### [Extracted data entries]
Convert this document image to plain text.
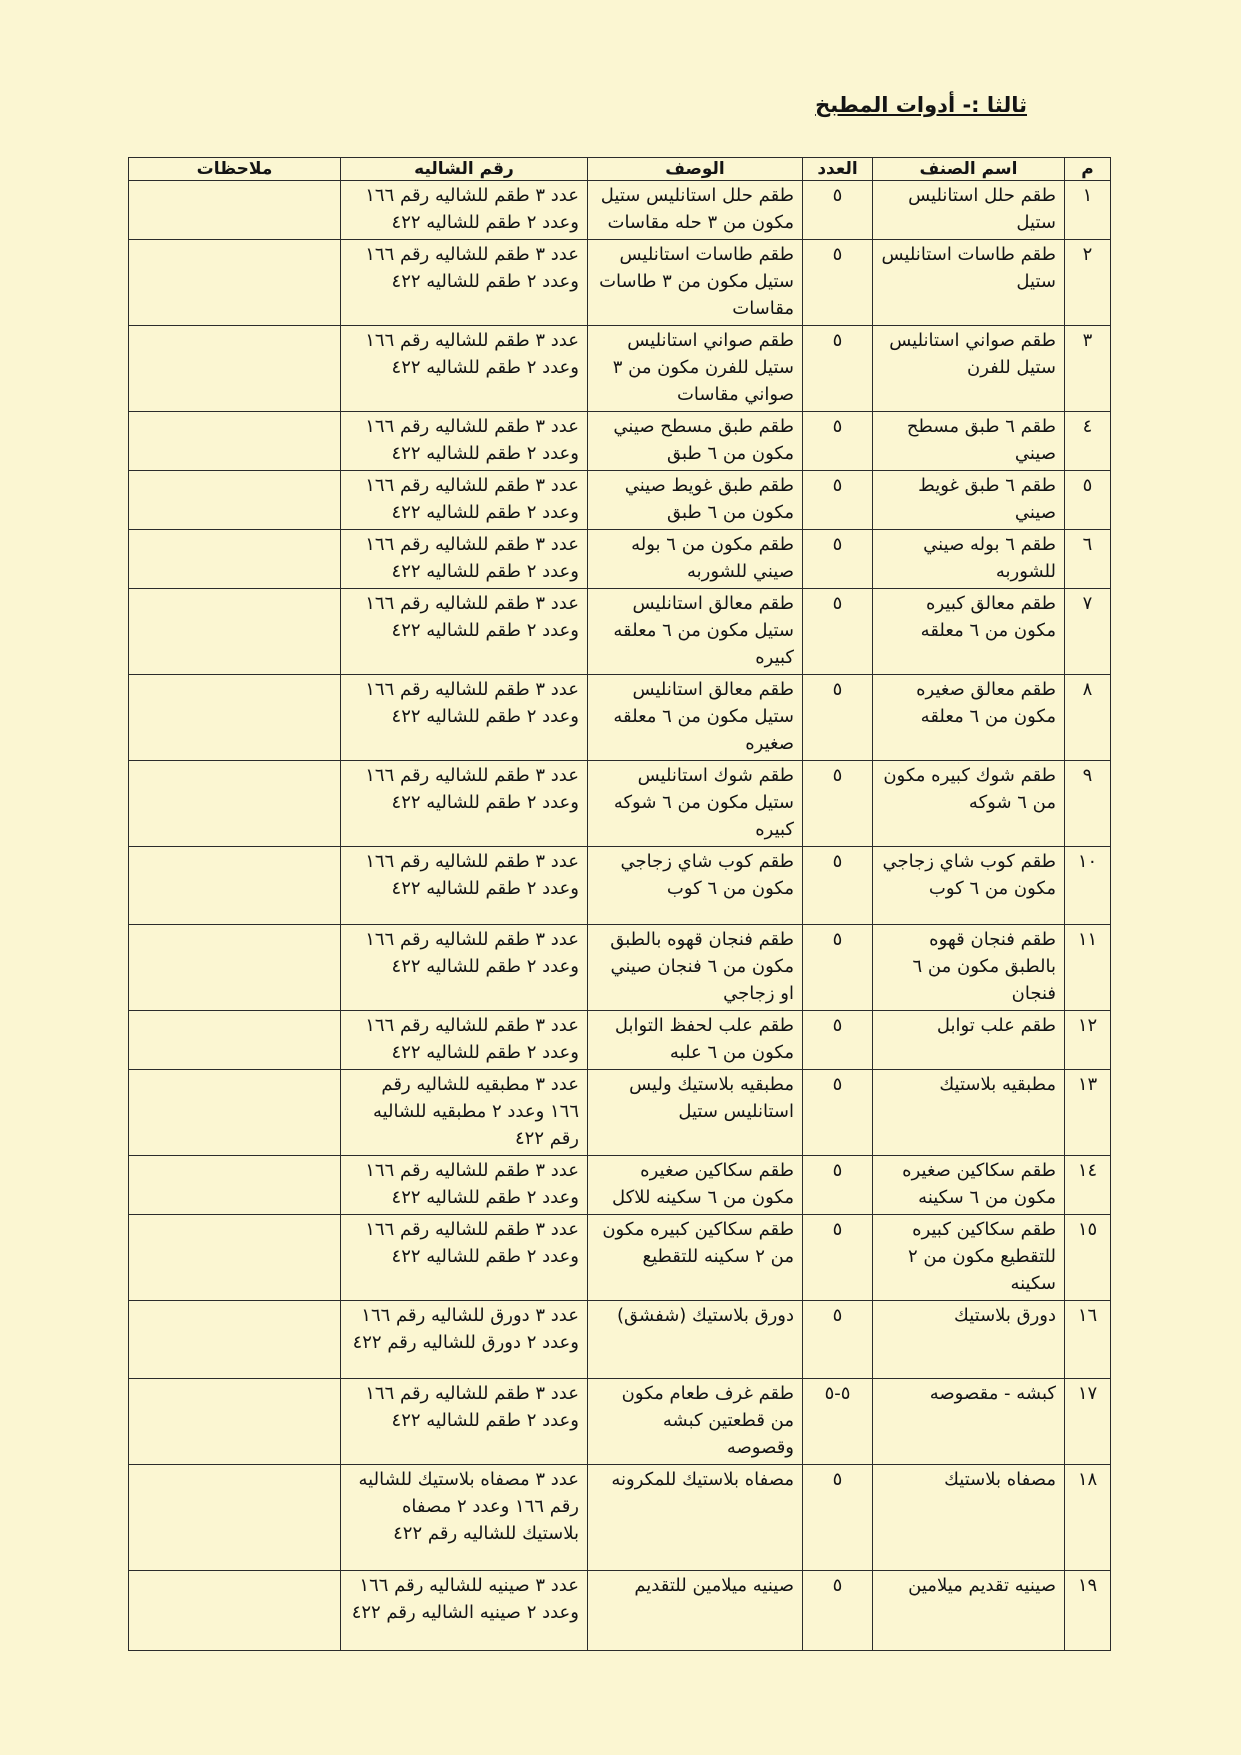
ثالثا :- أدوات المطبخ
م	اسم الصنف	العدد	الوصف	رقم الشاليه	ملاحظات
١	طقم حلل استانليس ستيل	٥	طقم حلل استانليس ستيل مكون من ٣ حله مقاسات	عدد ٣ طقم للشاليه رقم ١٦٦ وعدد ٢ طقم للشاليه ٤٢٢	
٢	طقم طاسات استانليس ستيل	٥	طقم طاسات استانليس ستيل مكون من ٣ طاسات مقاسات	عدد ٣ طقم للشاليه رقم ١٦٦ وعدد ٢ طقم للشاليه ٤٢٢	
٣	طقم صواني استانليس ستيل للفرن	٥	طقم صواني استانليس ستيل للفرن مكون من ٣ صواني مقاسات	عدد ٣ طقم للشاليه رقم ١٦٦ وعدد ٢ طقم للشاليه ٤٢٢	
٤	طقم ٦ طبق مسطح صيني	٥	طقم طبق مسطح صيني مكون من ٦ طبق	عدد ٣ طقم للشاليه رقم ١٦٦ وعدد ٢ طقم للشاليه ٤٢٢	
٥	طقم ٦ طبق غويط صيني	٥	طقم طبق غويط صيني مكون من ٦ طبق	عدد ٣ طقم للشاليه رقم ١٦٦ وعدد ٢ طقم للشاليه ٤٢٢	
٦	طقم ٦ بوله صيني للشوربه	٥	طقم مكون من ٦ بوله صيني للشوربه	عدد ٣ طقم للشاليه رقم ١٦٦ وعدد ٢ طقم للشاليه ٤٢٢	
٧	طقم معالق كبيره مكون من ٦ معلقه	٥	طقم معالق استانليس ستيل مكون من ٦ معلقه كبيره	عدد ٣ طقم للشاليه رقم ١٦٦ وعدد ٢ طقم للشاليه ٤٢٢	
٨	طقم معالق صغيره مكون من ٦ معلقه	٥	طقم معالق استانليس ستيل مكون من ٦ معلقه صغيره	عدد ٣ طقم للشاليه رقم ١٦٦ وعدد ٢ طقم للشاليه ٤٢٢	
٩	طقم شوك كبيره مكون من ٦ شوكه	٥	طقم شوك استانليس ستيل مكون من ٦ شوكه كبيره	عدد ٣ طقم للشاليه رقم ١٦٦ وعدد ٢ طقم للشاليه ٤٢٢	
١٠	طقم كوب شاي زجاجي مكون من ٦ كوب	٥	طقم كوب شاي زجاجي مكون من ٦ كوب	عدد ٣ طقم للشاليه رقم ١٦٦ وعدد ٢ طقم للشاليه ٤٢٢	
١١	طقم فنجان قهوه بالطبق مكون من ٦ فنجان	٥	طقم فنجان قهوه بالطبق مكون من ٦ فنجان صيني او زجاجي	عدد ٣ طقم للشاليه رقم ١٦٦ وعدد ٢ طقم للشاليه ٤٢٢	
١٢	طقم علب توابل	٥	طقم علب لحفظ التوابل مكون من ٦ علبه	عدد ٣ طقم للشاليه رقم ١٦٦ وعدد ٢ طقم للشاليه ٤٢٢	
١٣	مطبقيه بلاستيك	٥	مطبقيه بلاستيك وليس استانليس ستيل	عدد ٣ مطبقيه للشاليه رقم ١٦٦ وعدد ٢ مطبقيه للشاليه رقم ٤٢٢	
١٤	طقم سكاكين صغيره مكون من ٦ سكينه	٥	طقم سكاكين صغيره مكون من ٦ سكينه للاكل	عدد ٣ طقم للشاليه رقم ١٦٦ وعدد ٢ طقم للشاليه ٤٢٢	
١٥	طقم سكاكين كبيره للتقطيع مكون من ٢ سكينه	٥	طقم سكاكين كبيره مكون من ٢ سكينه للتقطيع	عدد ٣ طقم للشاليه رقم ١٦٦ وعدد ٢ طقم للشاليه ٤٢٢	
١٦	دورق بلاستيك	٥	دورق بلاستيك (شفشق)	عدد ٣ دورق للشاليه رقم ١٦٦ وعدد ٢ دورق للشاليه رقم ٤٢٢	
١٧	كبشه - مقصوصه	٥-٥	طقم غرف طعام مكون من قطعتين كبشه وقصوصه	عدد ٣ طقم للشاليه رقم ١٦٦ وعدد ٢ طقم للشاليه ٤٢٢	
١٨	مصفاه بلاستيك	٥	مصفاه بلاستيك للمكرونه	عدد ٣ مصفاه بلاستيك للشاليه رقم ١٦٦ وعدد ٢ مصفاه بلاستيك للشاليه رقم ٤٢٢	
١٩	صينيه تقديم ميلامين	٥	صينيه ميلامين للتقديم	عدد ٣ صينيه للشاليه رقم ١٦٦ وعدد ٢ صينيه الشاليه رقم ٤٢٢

### [Written exercise]
Extract every line of the data exactly; pictures stay out.

### [Correct response]
Convert this document image to plain text.
ثالثا :- أدوات المطبخ
م	اسم الصنف	العدد	الوصف	رقم الشاليه	ملاحظات
١	طقم حلل استانليس ستيل	٥	طقم حلل استانليس ستيل مكون من ٣ حله مقاسات	عدد ٣ طقم للشاليه رقم ١٦٦ وعدد ٢ طقم للشاليه ٤٢٢	
٢	طقم طاسات استانليس ستيل	٥	طقم طاسات استانليس ستيل مكون من ٣ طاسات مقاسات	عدد ٣ طقم للشاليه رقم ١٦٦ وعدد ٢ طقم للشاليه ٤٢٢	
٣	طقم صواني استانليس ستيل للفرن	٥	طقم صواني استانليس ستيل للفرن مكون من ٣ صواني مقاسات	عدد ٣ طقم للشاليه رقم ١٦٦ وعدد ٢ طقم للشاليه ٤٢٢	
٤	طقم ٦ طبق مسطح صيني	٥	طقم طبق مسطح صيني مكون من ٦ طبق	عدد ٣ طقم للشاليه رقم ١٦٦ وعدد ٢ طقم للشاليه ٤٢٢	
٥	طقم ٦ طبق غويط صيني	٥	طقم طبق غويط صيني مكون من ٦ طبق	عدد ٣ طقم للشاليه رقم ١٦٦ وعدد ٢ طقم للشاليه ٤٢٢	
٦	طقم ٦ بوله صيني للشوربه	٥	طقم مكون من ٦ بوله صيني للشوربه	عدد ٣ طقم للشاليه رقم ١٦٦ وعدد ٢ طقم للشاليه ٤٢٢	
٧	طقم معالق كبيره مكون من ٦ معلقه	٥	طقم معالق استانليس ستيل مكون من ٦ معلقه كبيره	عدد ٣ طقم للشاليه رقم ١٦٦ وعدد ٢ طقم للشاليه ٤٢٢	
٨	طقم معالق صغيره مكون من ٦ معلقه	٥	طقم معالق استانليس ستيل مكون من ٦ معلقه صغيره	عدد ٣ طقم للشاليه رقم ١٦٦ وعدد ٢ طقم للشاليه ٤٢٢	
٩	طقم شوك كبيره مكون من ٦ شوكه	٥	طقم شوك استانليس ستيل مكون من ٦ شوكه كبيره	عدد ٣ طقم للشاليه رقم ١٦٦ وعدد ٢ طقم للشاليه ٤٢٢	
١٠	طقم كوب شاي زجاجي مكون من ٦ كوب	٥	طقم كوب شاي زجاجي مكون من ٦ كوب	عدد ٣ طقم للشاليه رقم ١٦٦ وعدد ٢ طقم للشاليه ٤٢٢	
١١	طقم فنجان قهوه بالطبق مكون من ٦ فنجان	٥	طقم فنجان قهوه بالطبق مكون من ٦ فنجان صيني او زجاجي	عدد ٣ طقم للشاليه رقم ١٦٦ وعدد ٢ طقم للشاليه ٤٢٢	
١٢	طقم علب توابل	٥	طقم علب لحفظ التوابل مكون من ٦ علبه	عدد ٣ طقم للشاليه رقم ١٦٦ وعدد ٢ طقم للشاليه ٤٢٢	
١٣	مطبقيه بلاستيك	٥	مطبقيه بلاستيك وليس استانليس ستيل	عدد ٣ مطبقيه للشاليه رقم ١٦٦ وعدد ٢ مطبقيه للشاليه رقم ٤٢٢	
١٤	طقم سكاكين صغيره مكون من ٦ سكينه	٥	طقم سكاكين صغيره مكون من ٦ سكينه للاكل	عدد ٣ طقم للشاليه رقم ١٦٦ وعدد ٢ طقم للشاليه ٤٢٢	
١٥	طقم سكاكين كبيره للتقطيع مكون من ٢ سكينه	٥	طقم سكاكين كبيره مكون من ٢ سكينه للتقطيع	عدد ٣ طقم للشاليه رقم ١٦٦ وعدد ٢ طقم للشاليه ٤٢٢	
١٦	دورق بلاستيك	٥	دورق بلاستيك (شفشق)	عدد ٣ دورق للشاليه رقم ١٦٦ وعدد ٢ دورق للشاليه رقم ٤٢٢	
١٧	كبشه - مقصوصه	٥-٥	طقم غرف طعام مكون من قطعتين كبشه وقصوصه	عدد ٣ طقم للشاليه رقم ١٦٦ وعدد ٢ طقم للشاليه ٤٢٢	
١٨	مصفاه بلاستيك	٥	مصفاه بلاستيك للمكرونه	عدد ٣ مصفاه بلاستيك للشاليه رقم ١٦٦ وعدد ٢ مصفاه بلاستيك للشاليه رقم ٤٢٢	
١٩	صينيه تقديم ميلامين	٥	صينيه ميلامين للتقديم	عدد ٣ صينيه للشاليه رقم ١٦٦ وعدد ٢ صينيه الشاليه رقم ٤٢٢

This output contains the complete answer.